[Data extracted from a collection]

______

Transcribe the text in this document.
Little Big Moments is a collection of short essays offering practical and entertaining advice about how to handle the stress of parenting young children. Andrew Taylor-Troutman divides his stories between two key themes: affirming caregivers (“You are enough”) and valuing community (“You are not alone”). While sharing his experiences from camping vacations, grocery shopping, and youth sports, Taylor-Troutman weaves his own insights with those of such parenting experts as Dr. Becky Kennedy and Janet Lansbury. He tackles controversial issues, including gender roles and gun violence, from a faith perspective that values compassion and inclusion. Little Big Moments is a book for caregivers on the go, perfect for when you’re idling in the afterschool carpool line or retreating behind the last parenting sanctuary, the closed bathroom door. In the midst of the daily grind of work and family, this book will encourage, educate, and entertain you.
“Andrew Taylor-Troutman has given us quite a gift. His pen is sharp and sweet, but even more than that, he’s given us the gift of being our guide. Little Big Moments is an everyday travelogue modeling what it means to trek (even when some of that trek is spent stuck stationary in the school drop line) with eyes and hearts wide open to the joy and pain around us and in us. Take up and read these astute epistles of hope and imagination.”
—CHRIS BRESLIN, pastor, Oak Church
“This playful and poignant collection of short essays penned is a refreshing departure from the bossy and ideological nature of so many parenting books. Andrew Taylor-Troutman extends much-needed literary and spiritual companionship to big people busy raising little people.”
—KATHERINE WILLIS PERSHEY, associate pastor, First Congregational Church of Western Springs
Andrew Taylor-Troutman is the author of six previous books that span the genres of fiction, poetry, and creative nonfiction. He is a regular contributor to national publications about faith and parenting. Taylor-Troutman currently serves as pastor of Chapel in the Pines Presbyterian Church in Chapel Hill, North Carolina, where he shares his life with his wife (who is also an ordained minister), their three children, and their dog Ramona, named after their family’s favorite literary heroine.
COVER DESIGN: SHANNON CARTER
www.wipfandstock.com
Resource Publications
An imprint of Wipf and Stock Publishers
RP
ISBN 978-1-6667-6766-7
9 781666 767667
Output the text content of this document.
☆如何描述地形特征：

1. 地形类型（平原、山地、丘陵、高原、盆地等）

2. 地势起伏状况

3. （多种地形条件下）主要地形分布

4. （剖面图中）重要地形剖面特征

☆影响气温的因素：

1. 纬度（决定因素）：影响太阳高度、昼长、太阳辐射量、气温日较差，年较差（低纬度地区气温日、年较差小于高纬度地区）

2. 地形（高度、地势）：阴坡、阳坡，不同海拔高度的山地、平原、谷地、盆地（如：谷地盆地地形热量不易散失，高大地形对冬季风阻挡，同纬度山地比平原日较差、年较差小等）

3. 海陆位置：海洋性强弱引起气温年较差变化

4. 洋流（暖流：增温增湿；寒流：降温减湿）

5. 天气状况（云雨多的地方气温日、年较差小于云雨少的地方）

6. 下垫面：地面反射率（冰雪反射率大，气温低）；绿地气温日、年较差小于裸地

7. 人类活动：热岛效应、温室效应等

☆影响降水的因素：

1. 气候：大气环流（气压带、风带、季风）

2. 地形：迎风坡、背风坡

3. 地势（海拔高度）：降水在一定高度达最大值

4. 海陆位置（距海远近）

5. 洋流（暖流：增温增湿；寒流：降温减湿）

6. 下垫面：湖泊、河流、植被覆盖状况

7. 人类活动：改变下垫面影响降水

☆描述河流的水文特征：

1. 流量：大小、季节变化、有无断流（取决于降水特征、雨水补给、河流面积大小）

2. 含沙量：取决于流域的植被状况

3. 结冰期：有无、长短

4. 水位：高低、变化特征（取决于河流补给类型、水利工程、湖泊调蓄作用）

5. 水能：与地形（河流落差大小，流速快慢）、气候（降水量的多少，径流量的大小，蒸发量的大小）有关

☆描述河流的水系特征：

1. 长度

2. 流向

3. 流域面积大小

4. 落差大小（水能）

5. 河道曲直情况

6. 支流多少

______

__What is expected__
The records above are to be copied in full, exactly as written.

__Solution below__
Transcribe the text in this document.
Little Big Moments is a collection of short essays offering practical and entertaining advice about how to handle the stress of parenting young children. Andrew Taylor-Troutman divides his stories between two key themes: affirming caregivers (“You are enough”) and valuing community (“You are not alone”). While sharing his experiences from camping vacations, grocery shopping, and youth sports, Taylor-Troutman weaves his own insights with those of such parenting experts as Dr. Becky Kennedy and Janet Lansbury. He tackles controversial issues, including gender roles and gun violence, from a faith perspective that values compassion and inclusion. Little Big Moments is a book for caregivers on the go, perfect for when you’re idling in the afterschool carpool line or retreating behind the last parenting sanctuary, the closed bathroom door. In the midst of the daily grind of work and family, this book will encourage, educate, and entertain you.
“Andrew Taylor-Troutman has given us quite a gift. His pen is sharp and sweet, but even more than that, he’s given us the gift of being our guide. Little Big Moments is an everyday travelogue modeling what it means to trek (even when some of that trek is spent stuck stationary in the school drop line) with eyes and hearts wide open to the joy and pain around us and in us. Take up and read these astute epistles of hope and imagination.”
—CHRIS BRESLIN, pastor, Oak Church
“This playful and poignant collection of short essays penned is a refreshing departure from the bossy and ideological nature of so many parenting books. Andrew Taylor-Troutman extends much-needed literary and spiritual companionship to big people busy raising little people.”
—KATHERINE WILLIS PERSHEY, associate pastor, First Congregational Church of Western Springs
Andrew Taylor-Troutman is the author of six previous books that span the genres of fiction, poetry, and creative nonfiction. He is a regular contributor to national publications about faith and parenting. Taylor-Troutman currently serves as pastor of Chapel in the Pines Presbyterian Church in Chapel Hill, North Carolina, where he shares his life with his wife (who is also an ordained minister), their three children, and their dog Ramona, named after their family’s favorite literary heroine.
COVER DESIGN: SHANNON CARTER
www.wipfandstock.com
Resource Publications
An imprint of Wipf and Stock Publishers
RP
ISBN 978-1-6667-6766-7
9 781666 767667
Output the text content of this document.
☆如何描述地形特征：

1. 地形类型（平原、山地、丘陵、高原、盆地等）

2. 地势起伏状况

3. （多种地形条件下）主要地形分布

4. （剖面图中）重要地形剖面特征

☆影响气温的因素：

1. 纬度（决定因素）：影响太阳高度、昼长、太阳辐射量、气温日较差，年较差（低纬度地区气温日、年较差小于高纬度地区）

2. 地形（高度、地势）：阴坡、阳坡，不同海拔高度的山地、平原、谷地、盆地（如：谷地盆地地形热量不易散失，高大地形对冬季风阻挡，同纬度山地比平原日较差、年较差小等）

3. 海陆位置：海洋性强弱引起气温年较差变化

4. 洋流（暖流：增温增湿；寒流：降温减湿）

5. 天气状况（云雨多的地方气温日、年较差小于云雨少的地方）

6. 下垫面：地面反射率（冰雪反射率大，气温低）；绿地气温日、年较差小于裸地

7. 人类活动：热岛效应、温室效应等

☆影响降水的因素：

1. 气候：大气环流（气压带、风带、季风）

2. 地形：迎风坡、背风坡

3. 地势（海拔高度）：降水在一定高度达最大值

4. 海陆位置（距海远近）

5. 洋流（暖流：增温增湿；寒流：降温减湿）

6. 下垫面：湖泊、河流、植被覆盖状况

7. 人类活动：改变下垫面影响降水

☆描述河流的水文特征：

1. 流量：大小、季节变化、有无断流（取决于降水特征、雨水补给、河流面积大小）

2. 含沙量：取决于流域的植被状况

3. 结冰期：有无、长短

4. 水位：高低、变化特征（取决于河流补给类型、水利工程、湖泊调蓄作用）

5. 水能：与地形（河流落差大小，流速快慢）、气候（降水量的多少，径流量的大小，蒸发量的大小）有关

☆描述河流的水系特征：

1. 长度

2. 流向

3. 流域面积大小

4. 落差大小（水能）

5. 河道曲直情况

6. 支流多少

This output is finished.